### [Exercise objective]
Gather all lines with the word "General" in them.

......

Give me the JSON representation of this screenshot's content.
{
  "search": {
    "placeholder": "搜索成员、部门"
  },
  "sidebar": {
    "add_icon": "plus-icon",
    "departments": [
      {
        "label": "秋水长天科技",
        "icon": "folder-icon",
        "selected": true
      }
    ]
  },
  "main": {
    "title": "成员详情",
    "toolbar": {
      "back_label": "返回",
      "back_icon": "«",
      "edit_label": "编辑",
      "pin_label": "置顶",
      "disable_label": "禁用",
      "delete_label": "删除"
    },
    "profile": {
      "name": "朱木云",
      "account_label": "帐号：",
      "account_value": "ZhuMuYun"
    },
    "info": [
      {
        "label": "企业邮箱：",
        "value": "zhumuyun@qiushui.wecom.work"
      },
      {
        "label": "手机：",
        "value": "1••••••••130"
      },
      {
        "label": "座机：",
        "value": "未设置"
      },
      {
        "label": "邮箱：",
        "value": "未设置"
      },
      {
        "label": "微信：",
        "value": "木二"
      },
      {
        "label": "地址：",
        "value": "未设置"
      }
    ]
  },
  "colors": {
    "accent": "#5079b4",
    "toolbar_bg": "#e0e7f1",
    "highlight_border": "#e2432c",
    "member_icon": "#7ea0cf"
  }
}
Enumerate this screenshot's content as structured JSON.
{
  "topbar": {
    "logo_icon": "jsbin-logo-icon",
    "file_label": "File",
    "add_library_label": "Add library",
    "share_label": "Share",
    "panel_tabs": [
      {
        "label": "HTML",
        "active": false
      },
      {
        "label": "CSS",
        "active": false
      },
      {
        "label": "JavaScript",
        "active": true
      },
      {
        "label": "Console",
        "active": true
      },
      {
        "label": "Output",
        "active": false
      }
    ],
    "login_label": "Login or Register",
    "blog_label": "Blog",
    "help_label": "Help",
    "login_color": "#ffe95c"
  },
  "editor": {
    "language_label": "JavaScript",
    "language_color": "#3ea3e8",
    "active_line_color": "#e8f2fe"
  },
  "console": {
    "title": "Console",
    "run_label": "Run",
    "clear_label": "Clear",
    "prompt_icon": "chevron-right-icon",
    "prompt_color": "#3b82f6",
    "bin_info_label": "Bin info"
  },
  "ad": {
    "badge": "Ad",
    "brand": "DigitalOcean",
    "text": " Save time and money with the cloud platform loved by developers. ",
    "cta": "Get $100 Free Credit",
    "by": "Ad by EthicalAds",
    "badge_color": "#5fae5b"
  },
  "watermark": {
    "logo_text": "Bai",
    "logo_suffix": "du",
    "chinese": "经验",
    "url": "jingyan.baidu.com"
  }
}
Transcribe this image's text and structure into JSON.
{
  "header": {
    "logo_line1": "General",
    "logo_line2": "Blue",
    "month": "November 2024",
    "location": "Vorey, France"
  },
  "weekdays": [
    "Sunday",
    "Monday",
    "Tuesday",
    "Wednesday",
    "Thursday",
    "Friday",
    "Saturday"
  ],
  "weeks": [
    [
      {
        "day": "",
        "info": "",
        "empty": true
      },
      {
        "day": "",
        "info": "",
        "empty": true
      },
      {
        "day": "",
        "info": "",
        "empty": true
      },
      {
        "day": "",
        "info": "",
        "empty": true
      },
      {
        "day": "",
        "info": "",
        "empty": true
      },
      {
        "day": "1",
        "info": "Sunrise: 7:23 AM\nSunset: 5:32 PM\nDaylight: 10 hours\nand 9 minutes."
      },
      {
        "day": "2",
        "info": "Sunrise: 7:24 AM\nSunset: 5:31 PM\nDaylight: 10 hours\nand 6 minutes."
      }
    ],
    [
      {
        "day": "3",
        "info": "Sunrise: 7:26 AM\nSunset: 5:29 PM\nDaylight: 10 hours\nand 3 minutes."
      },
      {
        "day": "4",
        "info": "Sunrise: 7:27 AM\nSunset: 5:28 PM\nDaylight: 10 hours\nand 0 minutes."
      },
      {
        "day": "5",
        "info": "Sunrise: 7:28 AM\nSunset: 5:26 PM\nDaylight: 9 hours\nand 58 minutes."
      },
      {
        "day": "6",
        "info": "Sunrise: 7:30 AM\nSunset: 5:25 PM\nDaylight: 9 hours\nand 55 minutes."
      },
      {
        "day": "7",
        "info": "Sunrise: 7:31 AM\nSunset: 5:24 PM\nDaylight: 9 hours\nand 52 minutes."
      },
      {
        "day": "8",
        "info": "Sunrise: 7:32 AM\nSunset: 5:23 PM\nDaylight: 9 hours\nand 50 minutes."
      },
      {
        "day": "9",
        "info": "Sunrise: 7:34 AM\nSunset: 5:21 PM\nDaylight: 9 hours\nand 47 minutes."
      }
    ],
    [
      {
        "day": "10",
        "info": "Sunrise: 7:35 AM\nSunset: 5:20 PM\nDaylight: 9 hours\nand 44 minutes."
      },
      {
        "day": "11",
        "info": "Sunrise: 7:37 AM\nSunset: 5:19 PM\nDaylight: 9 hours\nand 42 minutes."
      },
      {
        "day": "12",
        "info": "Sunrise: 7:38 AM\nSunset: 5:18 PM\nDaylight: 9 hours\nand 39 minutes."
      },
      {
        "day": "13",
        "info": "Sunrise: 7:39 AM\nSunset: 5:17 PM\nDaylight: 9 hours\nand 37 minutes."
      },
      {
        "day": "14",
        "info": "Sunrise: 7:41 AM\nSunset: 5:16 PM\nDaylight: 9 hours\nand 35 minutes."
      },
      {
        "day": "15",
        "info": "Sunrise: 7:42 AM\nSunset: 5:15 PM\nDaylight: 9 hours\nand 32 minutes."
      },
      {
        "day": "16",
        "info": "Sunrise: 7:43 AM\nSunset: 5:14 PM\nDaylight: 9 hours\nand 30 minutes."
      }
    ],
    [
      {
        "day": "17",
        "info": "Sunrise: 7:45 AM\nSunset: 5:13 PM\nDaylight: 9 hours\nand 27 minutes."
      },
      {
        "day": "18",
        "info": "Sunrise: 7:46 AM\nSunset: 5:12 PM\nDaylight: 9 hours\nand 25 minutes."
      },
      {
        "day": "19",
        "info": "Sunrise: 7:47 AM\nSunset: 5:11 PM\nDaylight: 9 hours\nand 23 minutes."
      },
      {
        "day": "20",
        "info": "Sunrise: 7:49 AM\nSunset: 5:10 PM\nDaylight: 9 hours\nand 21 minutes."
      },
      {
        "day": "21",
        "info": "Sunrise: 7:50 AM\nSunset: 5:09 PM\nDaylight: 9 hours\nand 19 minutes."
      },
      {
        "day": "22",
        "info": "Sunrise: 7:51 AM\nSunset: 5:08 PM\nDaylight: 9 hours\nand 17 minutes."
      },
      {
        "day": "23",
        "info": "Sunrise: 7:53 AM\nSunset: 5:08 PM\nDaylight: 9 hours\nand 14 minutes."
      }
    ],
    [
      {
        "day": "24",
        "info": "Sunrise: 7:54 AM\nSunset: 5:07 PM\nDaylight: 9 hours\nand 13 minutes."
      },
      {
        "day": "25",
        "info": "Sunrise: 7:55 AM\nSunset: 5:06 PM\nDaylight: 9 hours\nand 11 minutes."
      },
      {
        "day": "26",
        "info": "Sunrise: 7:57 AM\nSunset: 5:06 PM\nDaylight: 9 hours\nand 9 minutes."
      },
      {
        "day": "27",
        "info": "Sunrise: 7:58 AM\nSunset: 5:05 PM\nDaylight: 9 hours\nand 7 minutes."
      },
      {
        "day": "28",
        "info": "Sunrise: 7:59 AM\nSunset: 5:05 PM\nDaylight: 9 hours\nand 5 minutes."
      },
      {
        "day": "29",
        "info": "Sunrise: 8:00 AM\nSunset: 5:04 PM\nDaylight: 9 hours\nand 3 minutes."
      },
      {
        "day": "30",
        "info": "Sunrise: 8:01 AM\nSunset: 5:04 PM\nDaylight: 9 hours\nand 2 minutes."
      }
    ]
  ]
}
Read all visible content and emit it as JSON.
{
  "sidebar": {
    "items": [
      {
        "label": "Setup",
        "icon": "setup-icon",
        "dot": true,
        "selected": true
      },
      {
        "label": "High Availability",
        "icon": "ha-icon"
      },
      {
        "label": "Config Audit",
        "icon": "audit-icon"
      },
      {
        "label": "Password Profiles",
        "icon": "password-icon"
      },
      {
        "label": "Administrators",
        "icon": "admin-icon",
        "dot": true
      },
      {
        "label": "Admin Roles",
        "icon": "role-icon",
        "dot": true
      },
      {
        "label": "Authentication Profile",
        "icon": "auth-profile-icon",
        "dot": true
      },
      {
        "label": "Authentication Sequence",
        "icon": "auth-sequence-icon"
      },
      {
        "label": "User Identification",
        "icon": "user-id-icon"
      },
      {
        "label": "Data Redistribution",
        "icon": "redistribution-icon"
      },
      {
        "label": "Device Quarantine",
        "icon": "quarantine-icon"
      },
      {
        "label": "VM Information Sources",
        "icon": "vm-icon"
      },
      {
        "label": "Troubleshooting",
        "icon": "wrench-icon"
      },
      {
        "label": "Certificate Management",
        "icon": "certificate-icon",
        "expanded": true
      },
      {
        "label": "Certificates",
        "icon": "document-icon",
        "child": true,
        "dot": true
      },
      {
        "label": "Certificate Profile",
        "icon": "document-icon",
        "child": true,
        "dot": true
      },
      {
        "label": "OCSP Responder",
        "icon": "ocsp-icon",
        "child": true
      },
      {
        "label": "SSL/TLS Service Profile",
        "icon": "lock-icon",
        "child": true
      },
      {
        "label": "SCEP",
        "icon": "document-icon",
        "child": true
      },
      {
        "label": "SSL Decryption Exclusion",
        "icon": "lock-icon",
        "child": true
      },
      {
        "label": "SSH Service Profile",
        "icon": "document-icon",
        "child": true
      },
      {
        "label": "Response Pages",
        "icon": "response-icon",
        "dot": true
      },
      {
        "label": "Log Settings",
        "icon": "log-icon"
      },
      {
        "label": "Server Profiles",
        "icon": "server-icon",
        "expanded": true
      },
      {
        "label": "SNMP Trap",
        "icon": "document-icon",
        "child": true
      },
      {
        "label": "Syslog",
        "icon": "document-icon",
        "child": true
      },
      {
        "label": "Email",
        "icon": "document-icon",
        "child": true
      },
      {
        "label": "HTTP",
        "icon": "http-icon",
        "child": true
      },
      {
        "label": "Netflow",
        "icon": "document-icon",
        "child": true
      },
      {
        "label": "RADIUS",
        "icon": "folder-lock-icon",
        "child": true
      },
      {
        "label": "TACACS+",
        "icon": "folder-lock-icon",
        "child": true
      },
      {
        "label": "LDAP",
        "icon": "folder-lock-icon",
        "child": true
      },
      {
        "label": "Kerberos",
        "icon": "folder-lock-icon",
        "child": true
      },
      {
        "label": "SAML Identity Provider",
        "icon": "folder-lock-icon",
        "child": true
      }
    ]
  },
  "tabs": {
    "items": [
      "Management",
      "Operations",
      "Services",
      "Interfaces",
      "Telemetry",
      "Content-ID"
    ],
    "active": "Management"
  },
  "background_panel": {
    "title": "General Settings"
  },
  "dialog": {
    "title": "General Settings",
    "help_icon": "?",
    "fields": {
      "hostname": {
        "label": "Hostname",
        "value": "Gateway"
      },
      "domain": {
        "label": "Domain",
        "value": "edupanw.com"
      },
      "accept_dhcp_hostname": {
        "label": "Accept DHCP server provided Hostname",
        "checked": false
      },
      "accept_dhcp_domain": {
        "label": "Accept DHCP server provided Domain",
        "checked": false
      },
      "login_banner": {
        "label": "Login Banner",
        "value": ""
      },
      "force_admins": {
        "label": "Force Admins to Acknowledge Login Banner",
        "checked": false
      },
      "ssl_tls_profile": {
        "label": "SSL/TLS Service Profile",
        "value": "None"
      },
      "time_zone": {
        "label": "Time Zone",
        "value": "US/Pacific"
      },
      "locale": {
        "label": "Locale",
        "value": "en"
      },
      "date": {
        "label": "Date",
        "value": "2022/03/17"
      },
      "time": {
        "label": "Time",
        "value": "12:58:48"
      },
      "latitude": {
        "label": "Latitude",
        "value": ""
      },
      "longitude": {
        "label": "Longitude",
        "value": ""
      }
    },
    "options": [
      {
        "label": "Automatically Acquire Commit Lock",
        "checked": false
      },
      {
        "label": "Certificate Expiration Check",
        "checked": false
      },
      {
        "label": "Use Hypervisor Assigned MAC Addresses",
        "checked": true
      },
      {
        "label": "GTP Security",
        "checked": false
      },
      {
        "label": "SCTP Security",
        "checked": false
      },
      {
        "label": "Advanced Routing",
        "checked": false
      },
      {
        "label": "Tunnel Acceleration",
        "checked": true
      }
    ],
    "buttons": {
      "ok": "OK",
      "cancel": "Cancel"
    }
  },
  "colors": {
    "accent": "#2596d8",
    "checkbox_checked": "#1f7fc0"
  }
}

......

### [In response]
    "logo_line1": "General",
    "title": "General Settings"
    "title": "General Settings",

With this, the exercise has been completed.